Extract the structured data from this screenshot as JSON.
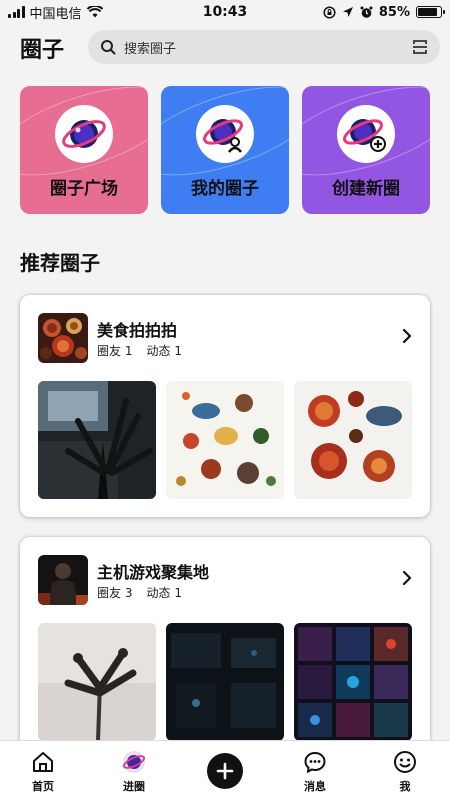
{
  "status_bar": {
    "carrier": "中国电信",
    "time": "10:43",
    "battery_percent": "85%",
    "battery_level": 0.85
  },
  "header": {
    "title": "圈子",
    "search_placeholder": "搜索圈子"
  },
  "tiles": [
    {
      "label": "圈子广场",
      "icon": "planet-icon",
      "color": "#e76d92"
    },
    {
      "label": "我的圈子",
      "icon": "planet-user-icon",
      "color": "#3f7ef2"
    },
    {
      "label": "创建新圈",
      "icon": "planet-add-icon",
      "color": "#9256e3"
    }
  ],
  "section_title": "推荐圈子",
  "circles": [
    {
      "name": "美食拍拍拍",
      "members_label": "圈友",
      "members": "1",
      "posts_label": "动态",
      "posts": "1"
    },
    {
      "name": "主机游戏聚集地",
      "members_label": "圈友",
      "members": "3",
      "posts_label": "动态",
      "posts": "1"
    }
  ],
  "bottom_nav": [
    {
      "label": "首页",
      "icon": "home-icon"
    },
    {
      "label": "进圈",
      "icon": "planet-icon"
    },
    {
      "label": "",
      "icon": "plus-icon"
    },
    {
      "label": "消息",
      "icon": "chat-bubble-icon"
    },
    {
      "label": "我",
      "icon": "smiley-icon"
    }
  ]
}
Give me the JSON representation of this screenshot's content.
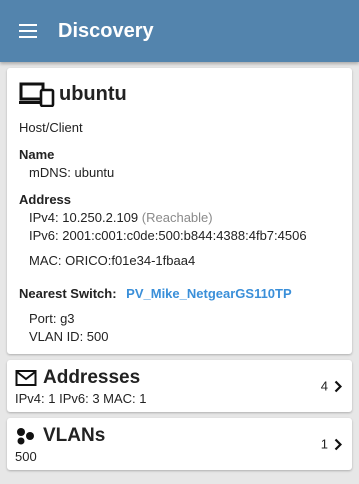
{
  "app": {
    "title": "Discovery"
  },
  "device": {
    "name": "ubuntu",
    "type": "Host/Client",
    "name_label": "Name",
    "mdns": "mDNS:  ubuntu",
    "address_label": "Address",
    "ipv4": "IPv4:  10.250.2.109",
    "ipv4_status": "(Reachable)",
    "ipv6": "IPv6:  2001:c001:c0de:500:b844:4388:4fb7:4506",
    "mac": "MAC:  ORICO:f01e34-1fbaa4",
    "nearest_switch_label": "Nearest Switch:",
    "nearest_switch": "PV_Mike_NetgearGS110TP",
    "port": "Port:  g3",
    "vlan_id": "VLAN ID:  500"
  },
  "addresses": {
    "title": "Addresses",
    "summary": "IPv4:  1   IPv6:  3   MAC:  1",
    "count": "4"
  },
  "vlans": {
    "title": "VLANs",
    "summary": "500",
    "count": "1"
  },
  "icons": {
    "menu": "hamburger-menu-icon",
    "device": "computer-phone-icon",
    "addresses": "envelope-icon",
    "vlans": "cluster-dots-icon",
    "chevron": "chevron-right-icon"
  },
  "colors": {
    "appbar": "#5384ad",
    "link": "#3a8fd9",
    "background": "#e7e7e7"
  }
}
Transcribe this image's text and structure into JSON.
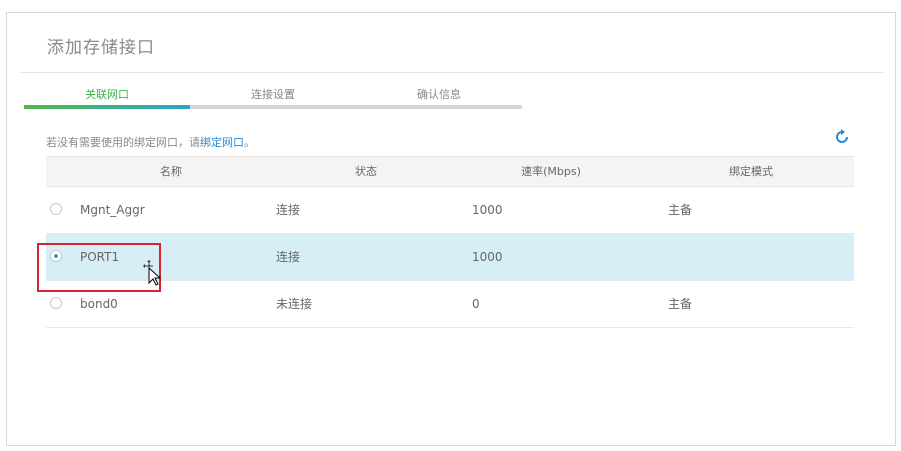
{
  "dialog": {
    "title": "添加存储接口"
  },
  "steps": [
    {
      "label": "关联网口",
      "active": true
    },
    {
      "label": "连接设置",
      "active": false
    },
    {
      "label": "确认信息",
      "active": false
    }
  ],
  "hint": {
    "text": "若没有需要使用的绑定网口，请",
    "link": "绑定网口",
    "suffix": "。"
  },
  "table": {
    "columns": [
      "名称",
      "状态",
      "速率(Mbps)",
      "绑定模式"
    ],
    "rows": [
      {
        "name": "Mgnt_Aggr",
        "status": "连接",
        "speed": "1000",
        "mode": "主备",
        "selected": false
      },
      {
        "name": "PORT1",
        "status": "连接",
        "speed": "1000",
        "mode": "",
        "selected": true
      },
      {
        "name": "bond0",
        "status": "未连接",
        "speed": "0",
        "mode": "主备",
        "selected": false
      }
    ]
  },
  "icons": {
    "refresh": "refresh-icon",
    "cursor": "move-cursor-icon"
  },
  "colors": {
    "accent_green": "#3ab54a",
    "accent_blue": "#2a88d0",
    "selected_row": "#d8eef7",
    "highlight": "#d4252f"
  },
  "progress": {
    "fraction": 0.333
  }
}
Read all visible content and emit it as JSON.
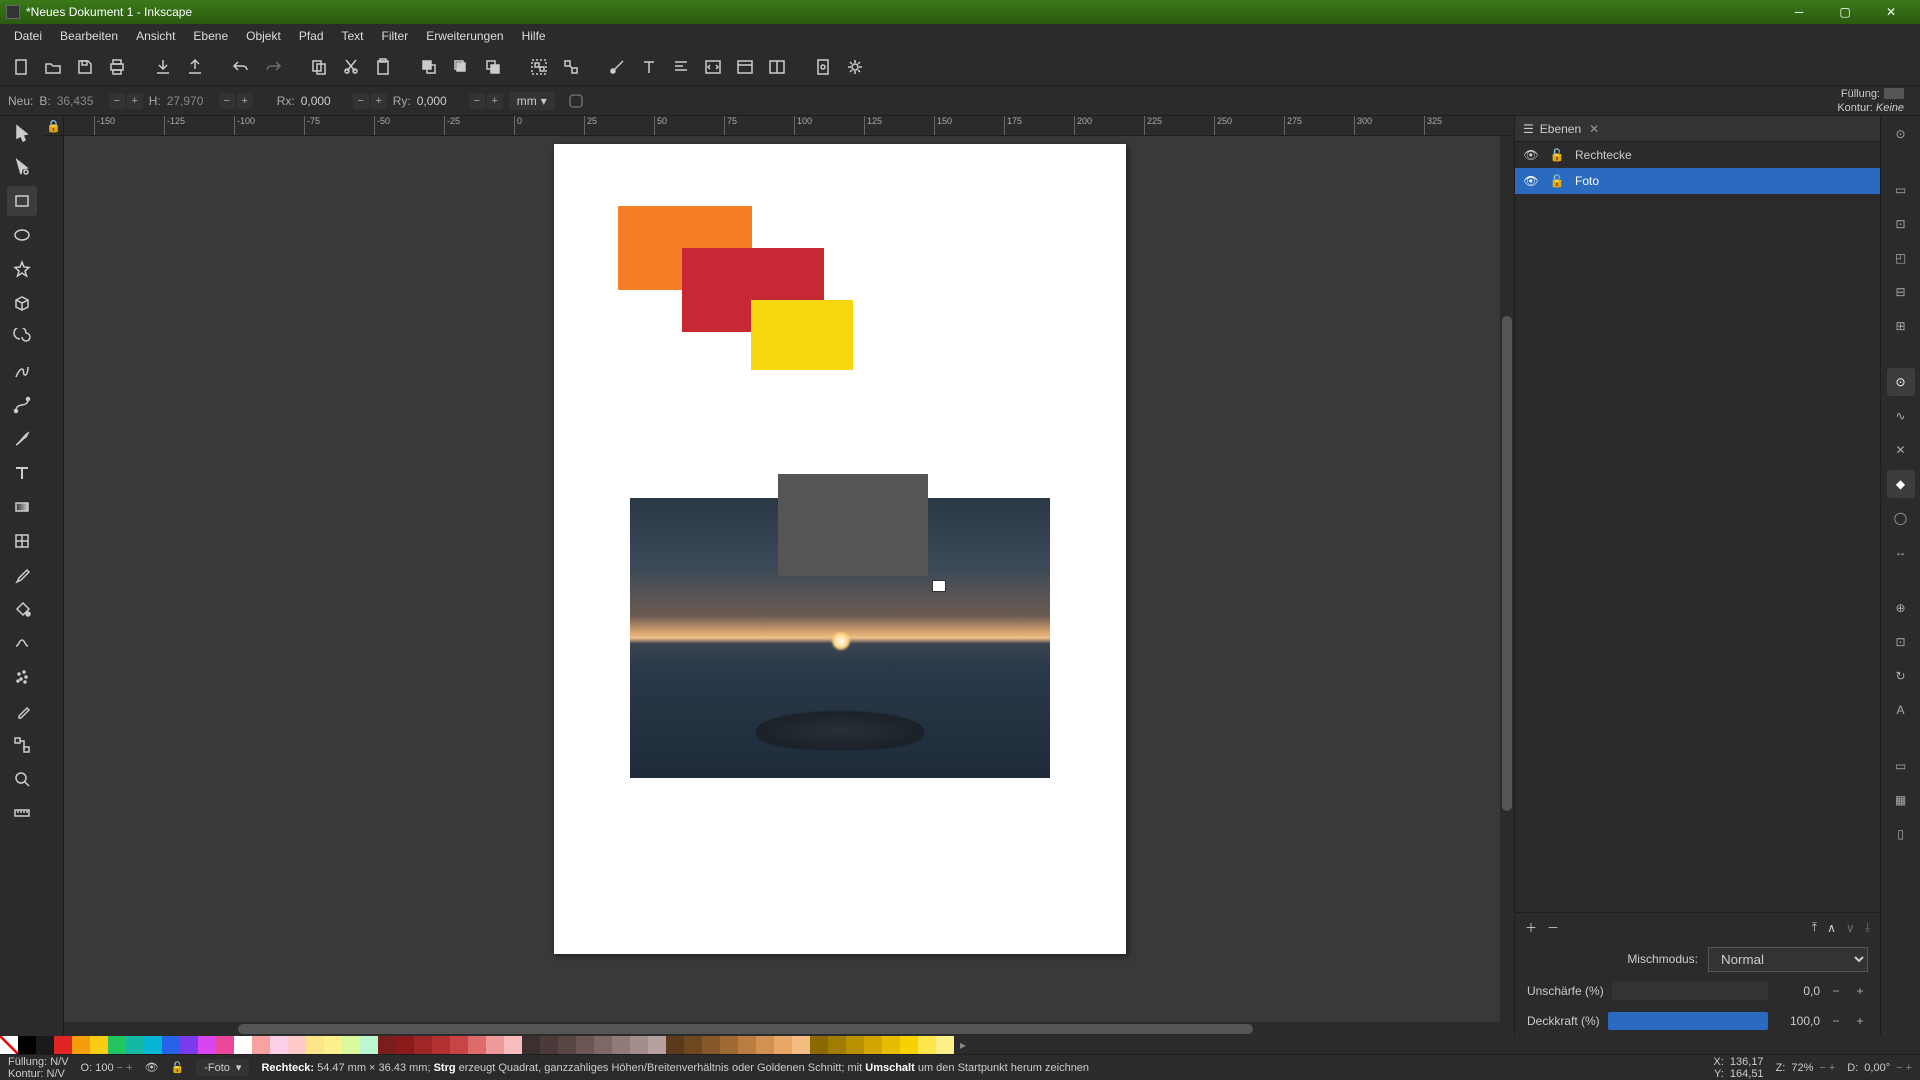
{
  "title": "*Neues Dokument 1 - Inkscape",
  "menu": [
    "Datei",
    "Bearbeiten",
    "Ansicht",
    "Ebene",
    "Objekt",
    "Pfad",
    "Text",
    "Filter",
    "Erweiterungen",
    "Hilfe"
  ],
  "optbar": {
    "neu": "Neu:",
    "b_lbl": "B:",
    "b_val": "36,435",
    "h_lbl": "H:",
    "h_val": "27,970",
    "rx_lbl": "Rx:",
    "rx_val": "0,000",
    "ry_lbl": "Ry:",
    "ry_val": "0,000",
    "unit": "mm"
  },
  "fill_lbl": "Füllung:",
  "kontur_lbl": "Kontur:",
  "kontur_val": "Keine",
  "ruler_ticks": [
    "-150",
    "-125",
    "-100",
    "-75",
    "-50",
    "-25",
    "0",
    "25",
    "50",
    "75",
    "100",
    "125",
    "150",
    "175",
    "200",
    "225",
    "250",
    "275",
    "300",
    "325"
  ],
  "panel": {
    "tab": "Ebenen",
    "layers": [
      {
        "name": "Rechtecke",
        "selected": false
      },
      {
        "name": "Foto",
        "selected": true
      }
    ],
    "blend_lbl": "Mischmodus:",
    "blend_val": "Normal",
    "blur_lbl": "Unschärfe (%)",
    "blur_val": "0,0",
    "opacity_lbl": "Deckkraft (%)",
    "opacity_val": "100,0"
  },
  "status": {
    "fuellung_lbl": "Füllung:",
    "fuellung_val": "N/V",
    "kontur_lbl": "Kontur:",
    "kontur_val": "N/V",
    "o_lbl": "O:",
    "o_val": "100",
    "layer": "-Foto",
    "hint_pre": "Rechteck:",
    "hint_dim": " 54.47 mm × 36.43 mm; ",
    "hint_k1": "Strg",
    "hint_m1": " erzeugt Quadrat, ganzzahliges Höhen/Breitenverhältnis oder Goldenen Schnitt; mit ",
    "hint_k2": "Umschalt",
    "hint_m2": " um den Startpunkt herum zeichnen",
    "x_lbl": "X:",
    "x_val": "136,17",
    "y_lbl": "Y:",
    "y_val": "164,51",
    "z_lbl": "Z:",
    "z_val": "72%",
    "d_lbl": "D:",
    "d_val": "0,00°"
  },
  "palette_colors": [
    "#000",
    "#1a1a1a",
    "#e02424",
    "#f59e0b",
    "#facc15",
    "#22c55e",
    "#14b8a6",
    "#06b6d4",
    "#2563eb",
    "#7c3aed",
    "#d946ef",
    "#ec4899",
    "#fff",
    "#f7a1a1",
    "#fbcfe8",
    "#fecaca",
    "#fde68a",
    "#fef08a",
    "#d9f99d",
    "#bbf7d0",
    "#7a1d1d",
    "#8b1a1a",
    "#9f2626",
    "#b33030",
    "#c94444",
    "#dd6b6b",
    "#ef9a9a",
    "#f7bcbc",
    "#3b2f2f",
    "#4a3a3a",
    "#5a4545",
    "#6e5555",
    "#806767",
    "#927a7a",
    "#a48d8d",
    "#b6a0a0",
    "#5a3a1a",
    "#6e4820",
    "#85582a",
    "#9f6a34",
    "#b87d3f",
    "#d29150",
    "#e8a766",
    "#f5bd82",
    "#8a6a00",
    "#a07c00",
    "#b89000",
    "#d2a600",
    "#e8bc00",
    "#f7d200",
    "#ffe64a",
    "#fff08a"
  ]
}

Task objective:
Copy down every line of the entries containing the word "screenshot".

Complete output:
Extract the structured data from this screenshot as JSON.
Give me the JSON representation of this screenshot's content.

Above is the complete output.